[Data tied to figure images]
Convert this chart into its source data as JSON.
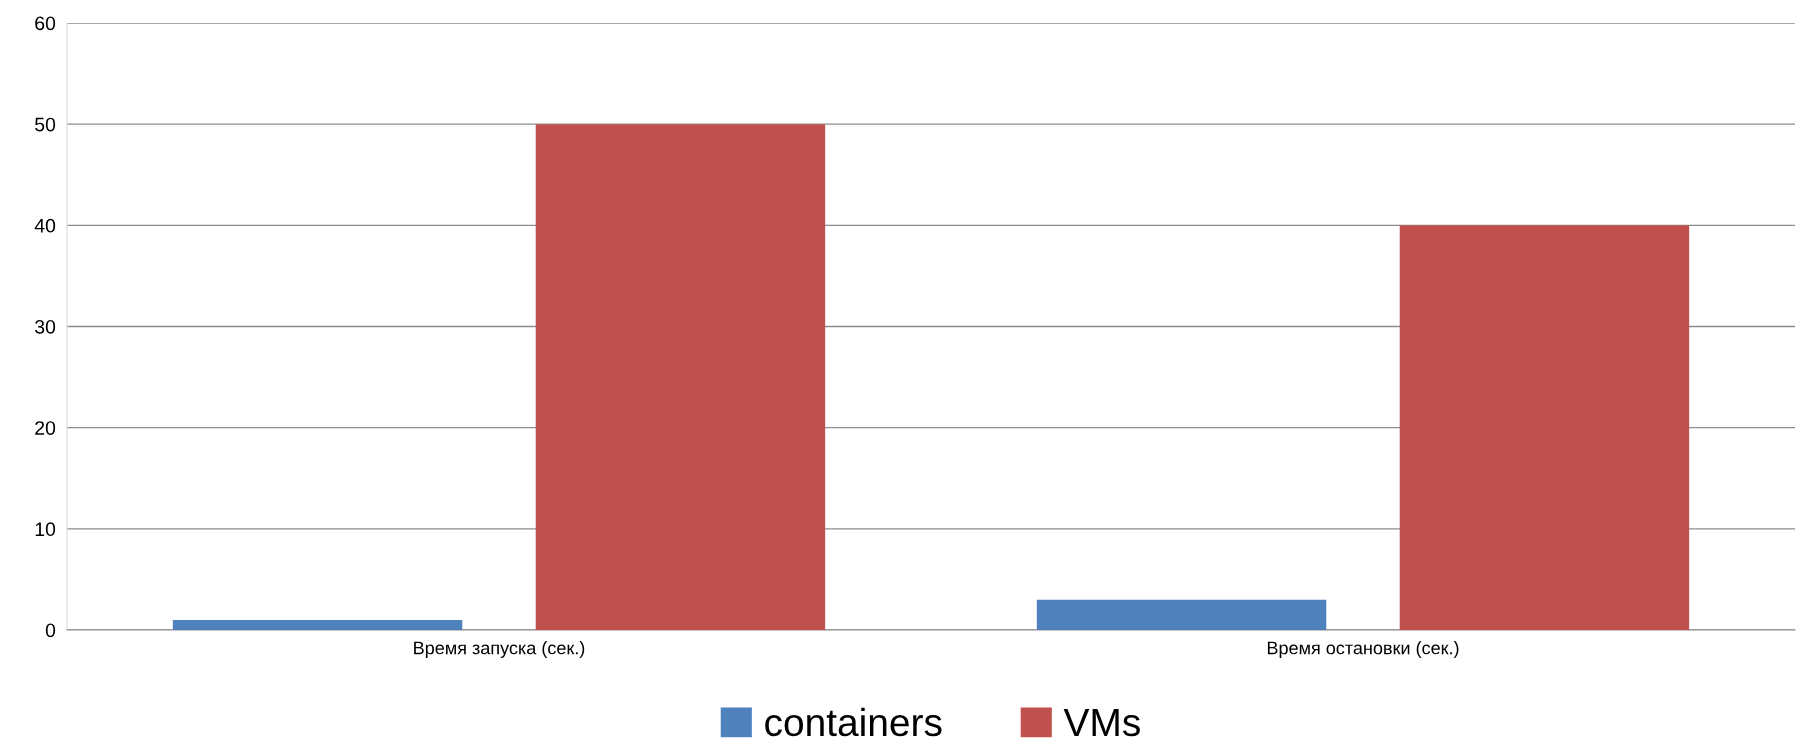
{
  "chart_data": {
    "type": "bar",
    "categories": [
      "Время запуска (сек.)",
      "Время остановки (сек.)"
    ],
    "series": [
      {
        "name": "containers",
        "color": "#4f81bd",
        "values": [
          1,
          3
        ]
      },
      {
        "name": "VMs",
        "color": "#c0504d",
        "values": [
          50,
          40
        ]
      }
    ],
    "ylim": [
      0,
      60
    ],
    "yticks": [
      0,
      10,
      20,
      30,
      40,
      50,
      60
    ],
    "grid": "y",
    "legend": "bottom"
  }
}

__AIM__
Identify all lines where the word "Время" shows up. Copy them.

__THE OUTPUT__
      "Время запуска (сек.)",
      "Время остановки (сек.)"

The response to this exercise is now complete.